### Task brief
Below is a block of records; repeat all of them exactly.

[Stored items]
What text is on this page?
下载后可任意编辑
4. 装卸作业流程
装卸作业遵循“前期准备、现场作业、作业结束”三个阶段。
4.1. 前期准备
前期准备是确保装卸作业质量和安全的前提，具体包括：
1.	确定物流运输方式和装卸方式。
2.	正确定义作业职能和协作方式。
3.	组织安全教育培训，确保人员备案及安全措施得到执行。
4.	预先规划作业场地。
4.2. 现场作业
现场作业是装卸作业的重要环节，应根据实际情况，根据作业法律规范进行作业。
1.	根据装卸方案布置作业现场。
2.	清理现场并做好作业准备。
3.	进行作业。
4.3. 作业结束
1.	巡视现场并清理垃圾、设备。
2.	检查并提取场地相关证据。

### Final answer
What text is on this page?
下载后可任意编辑
4. 装卸作业流程
装卸作业遵循“前期准备、现场作业、作业结束”三个阶段。
4.1. 前期准备
前期准备是确保装卸作业质量和安全的前提，具体包括：
1.	确定物流运输方式和装卸方式。
2.	正确定义作业职能和协作方式。
3.	组织安全教育培训，确保人员备案及安全措施得到执行。
4.	预先规划作业场地。
4.2. 现场作业
现场作业是装卸作业的重要环节，应根据实际情况，根据作业法律规范进行作业。
1.	根据装卸方案布置作业现场。
2.	清理现场并做好作业准备。
3.	进行作业。
4.3. 作业结束
1.	巡视现场并清理垃圾、设备。
2.	检查并提取场地相关证据。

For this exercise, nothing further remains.